> Objective: Leave out the pictures and transcribe the rest of the records exactly.

── Available data ──

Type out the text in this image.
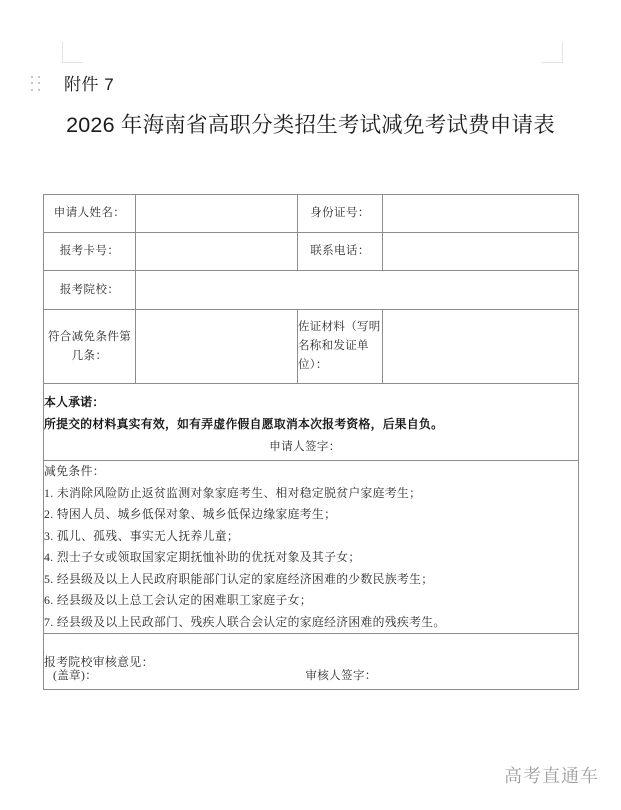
附件 7
2026 年海南省高职分类招生考试减免考试费申请表
申请人姓名：		身份证号：	
报考卡号：		联系电话：	
报考院校：			
符合减免条件第几条：		佐证材料（写明名称和发证单位）：	

本人承诺：
所提交的材料真实有效，如有弄虚作假自愿取消本次报考资格，后果自负。
申请人签字：			

减免条件：
1. 未消除风险防止返贫监测对象家庭考生、相对稳定脱贫户家庭考生；
2. 特困人员、城乡低保对象、城乡低保边缘家庭考生；
3. 孤儿、孤残、事实无人抚养儿童；
4. 烈士子女或领取国家定期抚恤补助的优抚对象及其子女；
5. 经县级及以上人民政府职能部门认定的家庭经济困难的少数民族考生；
6. 经县级及以上总工会认定的困难职工家庭子女；
7. 经县级及以上民政部门、残疾人联合会认定的家庭经济困难的残疾考生。

报考院校审核意见：
(盖章)： 审核人签字：			
高考直通车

───

> Reply:
Type out the text in this image.
附件 7
2026 年海南省高职分类招生考试减免考试费申请表
申请人姓名：		身份证号：	
报考卡号：		联系电话：	
报考院校：			
符合减免条件第几条：		佐证材料（写明名称和发证单位）：	

本人承诺：
所提交的材料真实有效，如有弄虚作假自愿取消本次报考资格，后果自负。
申请人签字：			

减免条件：
1. 未消除风险防止返贫监测对象家庭考生、相对稳定脱贫户家庭考生；
2. 特困人员、城乡低保对象、城乡低保边缘家庭考生；
3. 孤儿、孤残、事实无人抚养儿童；
4. 烈士子女或领取国家定期抚恤补助的优抚对象及其子女；
5. 经县级及以上人民政府职能部门认定的家庭经济困难的少数民族考生；
6. 经县级及以上总工会认定的困难职工家庭子女；
7. 经县级及以上民政部门、残疾人联合会认定的家庭经济困难的残疾考生。

报考院校审核意见：
(盖章)： 审核人签字：			
高考直通车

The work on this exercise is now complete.